→ Set exercise
Copy out, character for character, the lines of the records that open with the one containing "x-tick-label-3: 75 xyxy=(335,421,359,446)" and close with the one containing "x-tick-label-7: 175 xyxy=(667,421,704,446)", both included.

→ Given records
===

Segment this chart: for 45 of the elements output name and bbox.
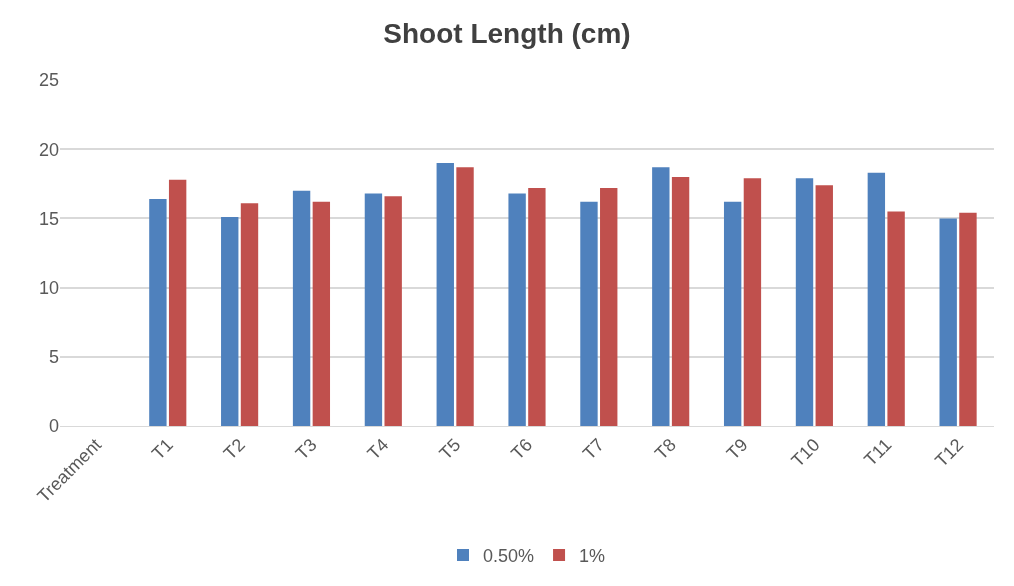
bar (528, 187, 546, 426)
chart-title: Shoot Length (cm) (383, 18, 631, 50)
y-tick-label: 20 (38, 139, 59, 160)
bar (292, 190, 311, 426)
bar (240, 203, 259, 426)
bar (652, 167, 670, 426)
y-tick-label: 10 (38, 277, 59, 298)
y-tick-label: 5 (48, 347, 59, 368)
bar (867, 172, 886, 426)
x-tick-label: T2 (219, 434, 249, 464)
bar (508, 193, 526, 426)
bar (221, 217, 239, 426)
legend-label: 0.50% (483, 545, 535, 566)
x-tick-label: T12 (931, 434, 968, 471)
x-tick-label: T10 (787, 434, 824, 471)
x-tick-label: T1 (147, 434, 177, 464)
bar (436, 163, 454, 426)
y-tick-label: 15 (38, 208, 59, 229)
x-tick-label: T4 (363, 434, 393, 464)
bar (723, 201, 742, 426)
y-tick-label: 25 (38, 70, 59, 91)
bar (580, 201, 598, 426)
x-tick-label: T3 (291, 434, 321, 464)
bar (168, 179, 187, 426)
bar (795, 178, 814, 426)
y-tick-label: 0 (48, 416, 59, 437)
x-tick-label: T5 (435, 434, 465, 464)
bar (312, 201, 331, 426)
bar (743, 178, 762, 426)
bar (456, 167, 474, 426)
bar (959, 212, 977, 426)
bar (939, 218, 957, 426)
bar (384, 196, 402, 426)
legend-label: 1% (579, 545, 606, 566)
x-tick-label: T9 (722, 434, 752, 464)
x-tick-label: T7 (579, 434, 609, 464)
bar (149, 199, 167, 426)
bar (887, 211, 905, 426)
x-tick-label: T6 (507, 434, 537, 464)
bar (364, 193, 383, 426)
bar (671, 176, 690, 426)
bar (815, 185, 833, 426)
x-tick-label: T11 (860, 434, 896, 470)
bar (600, 187, 618, 426)
x-tick-label: T8 (650, 434, 680, 464)
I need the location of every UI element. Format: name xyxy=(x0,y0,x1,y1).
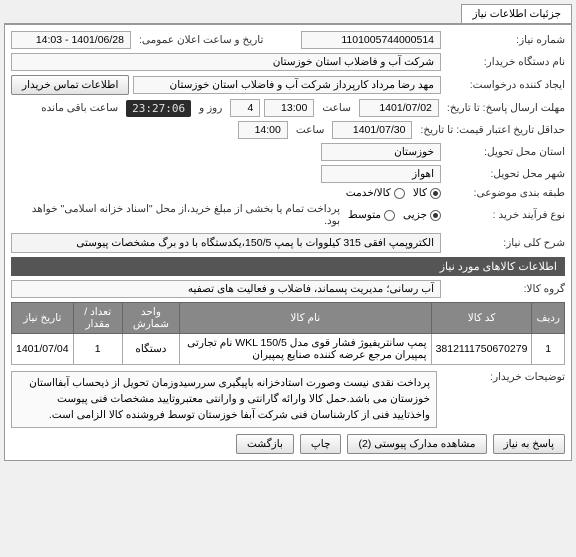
creator-value: مهد رضا مرداد کارپرداز شرکت آب و فاضلاب … xyxy=(133,76,441,94)
need-number-label: شماره نیاز: xyxy=(445,34,565,46)
process-label: نوع فرآیند خرید : xyxy=(445,209,565,221)
radio-dot-icon xyxy=(384,210,395,221)
row-title: شرح کلی نیاز: الکتروپمپ افقی 315 کیلووات… xyxy=(11,233,565,253)
announce-label: تاریخ و ساعت اعلان عمومی: xyxy=(135,34,267,46)
process-medium-label: متوسط xyxy=(348,209,381,221)
row-creator: ایجاد کننده درخواست: مهد رضا مرداد کارپر… xyxy=(11,75,565,95)
col-code: کد کالا xyxy=(431,303,532,334)
process-radio-medium[interactable]: متوسط xyxy=(348,209,395,221)
process-partial-label: جزیی xyxy=(403,209,427,221)
col-qty: تعداد / مقدار xyxy=(73,303,122,334)
need-number-value: 1101005744000514 xyxy=(301,31,441,49)
row-notes: توضیحات خریدار: پرداخت نقدی نیست وصورت ا… xyxy=(11,371,565,428)
row-need-number: شماره نیاز: 1101005744000514 تاریخ و ساع… xyxy=(11,31,565,49)
row-buyer: نام دستگاه خریدار: شرکت آب و فاضلاب استا… xyxy=(11,53,565,71)
class-khadamat-label: کالا/خدمت xyxy=(346,187,391,199)
row-group: گروه کالا: آب رسانی؛ مدیریت پسماند، فاضل… xyxy=(11,280,565,298)
city-value: اهواز xyxy=(321,165,441,183)
credit-time: 14:00 xyxy=(238,121,288,139)
row-city: شهر محل تحویل: اهواز xyxy=(11,165,565,183)
title-label: شرح کلی نیاز: xyxy=(445,237,565,249)
classification-label: طبقه بندی موضوعی: xyxy=(445,187,565,199)
group-value: آب رسانی؛ مدیریت پسماند، فاضلاب و فعالیت… xyxy=(11,280,441,298)
days-remaining-label: روز و xyxy=(195,102,226,114)
items-table: ردیف کد کالا نام کالا واحد شمارش تعداد /… xyxy=(11,302,565,365)
process-radio-partial[interactable]: جزیی xyxy=(403,209,441,221)
items-section-header: اطلاعات کالاهای مورد نیاز xyxy=(11,257,565,276)
deadline-date: 1401/07/02 xyxy=(359,99,439,117)
deadline-time: 13:00 xyxy=(264,99,314,117)
announce-value: 1401/06/28 - 14:03 xyxy=(11,31,131,49)
row-province: استان محل تحویل: خوزستان xyxy=(11,143,565,161)
row-credit: حداقل تاریخ اعتبار قیمت: تا تاریخ: 1401/… xyxy=(11,121,565,139)
row-deadline: مهلت ارسال پاسخ: تا تاریخ: 1401/07/02 سا… xyxy=(11,99,565,117)
contact-buyer-button[interactable]: اطلاعات تماس خریدار xyxy=(11,75,129,95)
row-process: نوع فرآیند خرید : جزیی متوسط پرداخت تمام… xyxy=(11,203,565,227)
classification-radios: کالا کالا/خدمت xyxy=(346,187,441,199)
radio-dot-icon xyxy=(430,188,441,199)
buyer-notes: پرداخت نقدی نیست وصورت استادخزانه باپیگی… xyxy=(11,371,437,428)
time-label-2: ساعت xyxy=(292,124,329,136)
credit-date: 1401/07/30 xyxy=(332,121,412,139)
tab-details[interactable]: جزئیات اطلاعات نیاز xyxy=(461,4,572,23)
return-button[interactable]: بازگشت xyxy=(236,434,294,454)
col-name: نام کالا xyxy=(179,303,431,334)
radio-dot-icon xyxy=(394,188,405,199)
view-docs-button[interactable]: مشاهده مدارک پیوستی (2) xyxy=(347,434,486,454)
need-title-value: الکتروپمپ افقی 315 کیلووات با پمپ 150/5،… xyxy=(11,233,441,253)
buyer-value: شرکت آب و فاضلاب استان خوزستان xyxy=(11,53,441,71)
col-unit: واحد شمارش xyxy=(122,303,179,334)
city-label: شهر محل تحویل: xyxy=(445,168,565,180)
footer-buttons: پاسخ به نیاز مشاهده مدارک پیوستی (2) چاپ… xyxy=(11,434,565,454)
notes-label: توضیحات خریدار: xyxy=(445,371,565,383)
respond-button[interactable]: پاسخ به نیاز xyxy=(493,434,565,454)
class-radio-khadamat[interactable]: کالا/خدمت xyxy=(346,187,405,199)
row-classification: طبقه بندی موضوعی: کالا کالا/خدمت xyxy=(11,187,565,199)
buyer-label: نام دستگاه خریدار: xyxy=(445,56,565,68)
creator-label: ایجاد کننده درخواست: xyxy=(445,79,565,91)
class-kala-label: کالا xyxy=(413,187,427,199)
credit-label: حداقل تاریخ اعتبار قیمت: تا تاریخ: xyxy=(416,124,565,136)
cell-unit: دستگاه xyxy=(122,334,179,365)
table-row: 1 3812111750670279 پمپ سانتریفیوژ فشار ق… xyxy=(12,334,565,365)
province-label: استان محل تحویل: xyxy=(445,146,565,158)
main-panel: شماره نیاز: 1101005744000514 تاریخ و ساع… xyxy=(4,24,572,461)
print-button[interactable]: چاپ xyxy=(300,434,342,454)
tab-bar: جزئیات اطلاعات نیاز xyxy=(4,4,572,24)
deadline-label: مهلت ارسال پاسخ: تا تاریخ: xyxy=(443,102,565,114)
remaining-suffix: ساعت باقی مانده xyxy=(37,102,122,114)
cell-idx: 1 xyxy=(532,334,565,365)
cell-code: 3812111750670279 xyxy=(431,334,532,365)
table-header-row: ردیف کد کالا نام کالا واحد شمارش تعداد /… xyxy=(12,303,565,334)
cell-name: پمپ سانتریفیوژ فشار قوی مدل WKL 150/5 نا… xyxy=(179,334,431,365)
group-label: گروه کالا: xyxy=(445,283,565,295)
col-need-date: تاریخ نیاز xyxy=(12,303,74,334)
radio-dot-icon xyxy=(430,210,441,221)
cell-qty: 1 xyxy=(73,334,122,365)
time-label-1: ساعت xyxy=(318,102,355,114)
province-value: خوزستان xyxy=(321,143,441,161)
process-radios: جزیی متوسط xyxy=(348,209,441,221)
countdown-timer: 23:27:06 xyxy=(126,100,191,117)
col-row: ردیف xyxy=(532,303,565,334)
cell-need-date: 1401/07/04 xyxy=(12,334,74,365)
days-remaining: 4 xyxy=(230,99,260,117)
class-radio-kala[interactable]: کالا xyxy=(413,187,441,199)
process-note: پرداخت تمام یا بخشی از مبلغ خرید،از محل … xyxy=(11,203,344,227)
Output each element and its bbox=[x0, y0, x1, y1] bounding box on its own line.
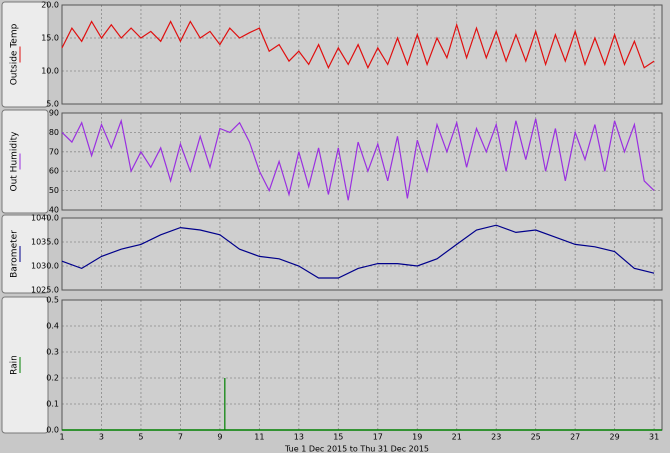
chart-label: Barometer bbox=[10, 230, 20, 278]
y-tick-label: 1030.0 bbox=[31, 262, 59, 271]
x-tick-label: 1 bbox=[59, 433, 64, 442]
y-tick-label: 1040.0 bbox=[31, 214, 59, 223]
y-tick-label: 20.0 bbox=[41, 1, 59, 10]
x-tick-label: 9 bbox=[217, 433, 222, 442]
y-tick-label: 70 bbox=[49, 147, 59, 156]
y-tick-label: 0.5 bbox=[46, 296, 59, 305]
x-tick-label: 5 bbox=[138, 433, 143, 442]
y-tick-label: 0.0 bbox=[46, 426, 59, 435]
y-tick-label: 0.4 bbox=[46, 322, 59, 331]
x-tick-label: 29 bbox=[610, 433, 620, 442]
plot-frame bbox=[61, 217, 663, 291]
x-tick-label: 17 bbox=[373, 433, 383, 442]
chart-button[interactable] bbox=[1, 296, 49, 434]
chart-label: Out Humidity bbox=[10, 131, 20, 192]
x-tick-label: 15 bbox=[333, 433, 343, 442]
y-tick-label: 80 bbox=[49, 128, 59, 137]
x-tick-label: 31 bbox=[649, 433, 659, 442]
plot-area bbox=[62, 218, 662, 290]
y-tick-label: 90 bbox=[49, 109, 59, 118]
data-line bbox=[61, 118, 655, 201]
y-tick-label: 5.0 bbox=[46, 100, 59, 109]
plot-area bbox=[62, 300, 662, 430]
x-tick-label: 23 bbox=[491, 433, 501, 442]
x-tick-label: 27 bbox=[570, 433, 580, 442]
x-tick-label: 21 bbox=[452, 433, 462, 442]
x-tick-label: 13 bbox=[294, 433, 304, 442]
x-tick-label: 25 bbox=[531, 433, 541, 442]
bar bbox=[224, 378, 226, 430]
plot-frame bbox=[61, 4, 663, 105]
chart-button[interactable] bbox=[1, 214, 49, 294]
chart-button[interactable] bbox=[1, 109, 49, 214]
plot-frame bbox=[61, 112, 663, 211]
chart-label: Rain bbox=[10, 355, 20, 375]
y-tick-label: 40 bbox=[49, 206, 59, 215]
y-tick-label: 1025.0 bbox=[31, 286, 59, 295]
data-line bbox=[61, 224, 655, 279]
y-tick-label: 0.1 bbox=[46, 400, 59, 409]
x-tick-label: 19 bbox=[412, 433, 422, 442]
y-tick-label: 10.0 bbox=[41, 67, 59, 76]
y-tick-label: 15.0 bbox=[41, 34, 59, 43]
y-tick-label: 1035.0 bbox=[31, 238, 59, 247]
y-tick-label: 0.3 bbox=[46, 348, 59, 357]
y-tick-label: 50 bbox=[49, 186, 59, 195]
y-tick-label: 0.2 bbox=[46, 374, 59, 383]
plot-area bbox=[62, 113, 662, 210]
x-tick-label: 7 bbox=[178, 433, 183, 442]
x-tick-label: 11 bbox=[254, 433, 264, 442]
y-tick-label: 60 bbox=[49, 167, 59, 176]
x-axis-label: Tue 1 Dec 2015 to Thu 31 Dec 2015 bbox=[284, 445, 429, 453]
x-tick-label: 3 bbox=[99, 433, 104, 442]
data-line bbox=[61, 20, 655, 70]
chart-button[interactable] bbox=[1, 1, 49, 108]
chart-label: Outside Temp bbox=[10, 23, 20, 85]
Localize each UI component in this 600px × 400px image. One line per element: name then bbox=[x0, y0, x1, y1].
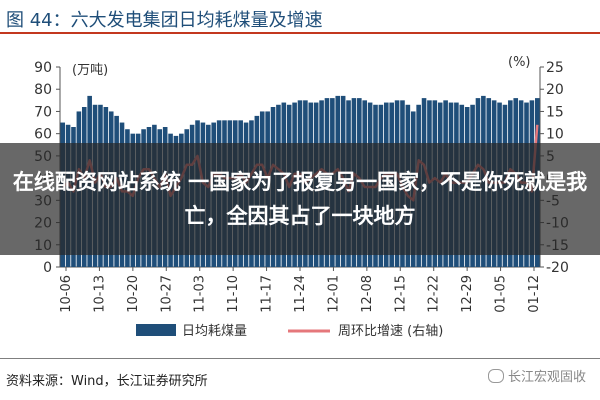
legend-line-label: 周环比增速 (右轴) bbox=[338, 324, 443, 339]
x-tick-label: 11-24 bbox=[293, 275, 308, 313]
text-overlay: 在线配资网站系统 一国家为了报复另一国家，不是你死就是我亡，全因其占了一块地方 bbox=[0, 143, 600, 255]
source-note: 资料来源：Wind，长江证券研究所 bbox=[6, 374, 208, 389]
x-tick-label: 12-29 bbox=[460, 275, 475, 313]
x-tick-label: 10-20 bbox=[126, 275, 141, 313]
x-tick-label: 10-13 bbox=[92, 275, 107, 313]
x-tick-label: 12-08 bbox=[360, 275, 375, 313]
chart-title: 图 44：六大发电集团日均耗煤量及增速 bbox=[6, 10, 323, 31]
right-tick-label: 10 bbox=[546, 127, 564, 143]
right-tick-label: 20 bbox=[546, 82, 564, 98]
watermark: 长江宏观固收 bbox=[487, 366, 586, 385]
x-tick-label: 01-05 bbox=[494, 275, 509, 313]
x-tick-label: 11-03 bbox=[193, 275, 208, 313]
title-rule bbox=[0, 32, 600, 34]
x-tick-label: 12-15 bbox=[393, 275, 408, 313]
legend-bar-swatch bbox=[136, 324, 176, 336]
x-tick-label: 10-27 bbox=[159, 275, 174, 313]
x-tick-label: 12-22 bbox=[427, 275, 442, 313]
left-tick-label: 70 bbox=[34, 104, 52, 120]
x-tick-label: 11-10 bbox=[226, 275, 241, 313]
x-tick-label: 11-17 bbox=[260, 275, 275, 313]
left-tick-label: 90 bbox=[34, 60, 52, 76]
footer-rule bbox=[0, 358, 600, 359]
left-tick-label: 80 bbox=[34, 82, 52, 98]
watermark-text: 长江宏观固收 bbox=[507, 370, 586, 385]
left-tick-label: 0 bbox=[43, 260, 52, 276]
x-tick-label: 10-06 bbox=[59, 275, 74, 313]
right-tick-label: -20 bbox=[546, 260, 569, 276]
title-bar: 图 44：六大发电集团日均耗煤量及增速 bbox=[0, 0, 600, 34]
right-tick-label: 25 bbox=[546, 60, 564, 76]
x-tick-label: 01-12 bbox=[527, 275, 542, 313]
overlay-text: 在线配资网站系统 一国家为了报复另一国家，不是你死就是我亡，全因其占了一块地方 bbox=[12, 170, 588, 228]
left-tick-label: 60 bbox=[34, 127, 52, 143]
left-unit-label: (万吨) bbox=[72, 63, 108, 78]
x-tick-label: 12-01 bbox=[326, 275, 341, 313]
wechat-icon bbox=[487, 369, 504, 383]
legend-bar-label: 日均耗煤量 bbox=[182, 324, 247, 339]
right-unit-label: (%) bbox=[508, 55, 531, 70]
right-tick-label: 15 bbox=[546, 104, 564, 120]
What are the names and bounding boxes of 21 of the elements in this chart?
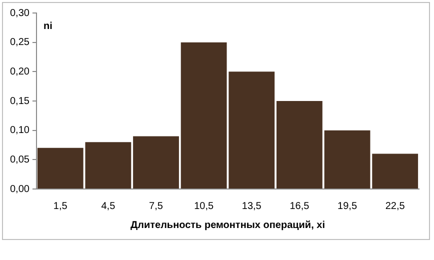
x-tick-label: 4,5	[101, 200, 116, 212]
y-tick-label: 0,10	[10, 125, 30, 136]
x-tick-label: 7,5	[149, 200, 164, 212]
y-tick-label: 0,15	[10, 96, 30, 107]
x-tick-label: 13,5	[242, 200, 262, 212]
x-tick-label: 10,5	[194, 200, 214, 212]
y-tick-label: 0,20	[10, 66, 30, 78]
x-tick-label: 1,5	[53, 200, 68, 212]
bar	[324, 130, 370, 188]
y-tick-label: 0,30	[10, 8, 30, 19]
bar	[133, 136, 179, 188]
x-tick-label: 16,5	[290, 200, 310, 212]
y-axis-title: ni	[43, 20, 53, 32]
x-axis-title: Длительность ремонтных операций, хi	[130, 220, 326, 231]
x-tick-label: 19,5	[338, 200, 358, 212]
y-tick-label: 0,25	[10, 37, 30, 48]
bar	[372, 154, 418, 188]
y-tick-label: 0,00	[10, 184, 30, 195]
y-tick-label: 0,05	[10, 154, 30, 166]
bar	[276, 101, 322, 188]
x-tick-label: 22,5	[385, 200, 406, 212]
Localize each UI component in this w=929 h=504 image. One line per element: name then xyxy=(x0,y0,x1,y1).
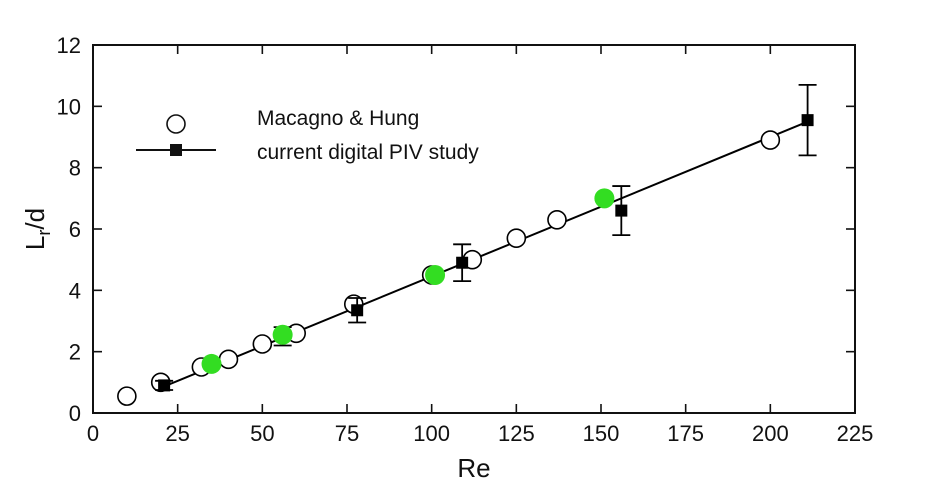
x-tick-label-3: 75 xyxy=(335,421,359,446)
legend: Macagno & Hung current digital PIV study xyxy=(136,107,479,164)
open-circle-point-9 xyxy=(506,228,527,248)
square-point-5 xyxy=(801,114,814,127)
y-tick-label-2: 4 xyxy=(69,278,81,303)
y-tick-label-6: 12 xyxy=(57,33,81,58)
y-tick-label-5: 10 xyxy=(57,94,81,119)
x-tick-label-7: 175 xyxy=(667,421,704,446)
y-axis-title-subscript: r xyxy=(34,230,54,236)
y-tick-label-1: 2 xyxy=(69,340,81,365)
square-point-2 xyxy=(351,304,364,317)
x-tick-label-6: 150 xyxy=(583,421,620,446)
legend-label-piv-study: current digital PIV study xyxy=(257,141,479,164)
green-point-1 xyxy=(272,324,293,345)
green-point-3 xyxy=(594,188,615,209)
x-tick-label-5: 125 xyxy=(498,421,535,446)
open-circle-point-0 xyxy=(117,386,137,406)
legend-open-circle-marker xyxy=(166,114,186,134)
y-axis-title: Lr/d xyxy=(20,208,54,250)
open-circle-point-3 xyxy=(218,349,239,370)
y-tick-label-0: 0 xyxy=(69,401,81,426)
x-tick-label-2: 50 xyxy=(250,421,274,446)
square-point-3 xyxy=(456,256,469,269)
x-tick-label-1: 25 xyxy=(165,421,189,446)
y-axis-title-tail: /d xyxy=(20,208,50,230)
x-tick-label-9: 225 xyxy=(837,421,874,446)
x-tick-label-4: 100 xyxy=(413,421,450,446)
green-point-0 xyxy=(201,353,222,374)
open-circle-point-11 xyxy=(760,130,781,150)
square-point-0 xyxy=(158,379,171,392)
legend-label-macagno-hung: Macagno & Hung xyxy=(257,107,419,130)
x-axis-title: Re xyxy=(457,453,490,483)
y-axis-title-main: L xyxy=(20,236,50,250)
y-tick-label-4: 8 xyxy=(69,156,81,181)
open-circle-point-4 xyxy=(252,334,273,354)
x-tick-label-8: 200 xyxy=(752,421,789,446)
y-tick-label-3: 6 xyxy=(69,217,81,242)
green-point-2 xyxy=(425,265,446,285)
marks-layer xyxy=(117,83,817,406)
square-point-4 xyxy=(615,204,628,217)
open-circle-point-10 xyxy=(547,210,567,230)
ticks-layer: 0 25 50 75 100 125 150 175 200 225 0 2 4 6 8 10 12 xyxy=(57,33,874,446)
legend-square-marker xyxy=(170,144,182,156)
x-tick-label-0: 0 xyxy=(87,421,99,446)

===

→ Reply to the exercise
x-tick-label-3: 75 xyxy=(335,421,359,446)
legend: Macagno & Hung current digital PIV study xyxy=(136,107,479,164)
open-circle-point-9 xyxy=(506,228,527,248)
square-point-5 xyxy=(801,114,814,127)
y-tick-label-2: 4 xyxy=(69,278,81,303)
y-tick-label-6: 12 xyxy=(57,33,81,58)
y-tick-label-5: 10 xyxy=(57,94,81,119)
x-tick-label-7: 175 xyxy=(667,421,704,446)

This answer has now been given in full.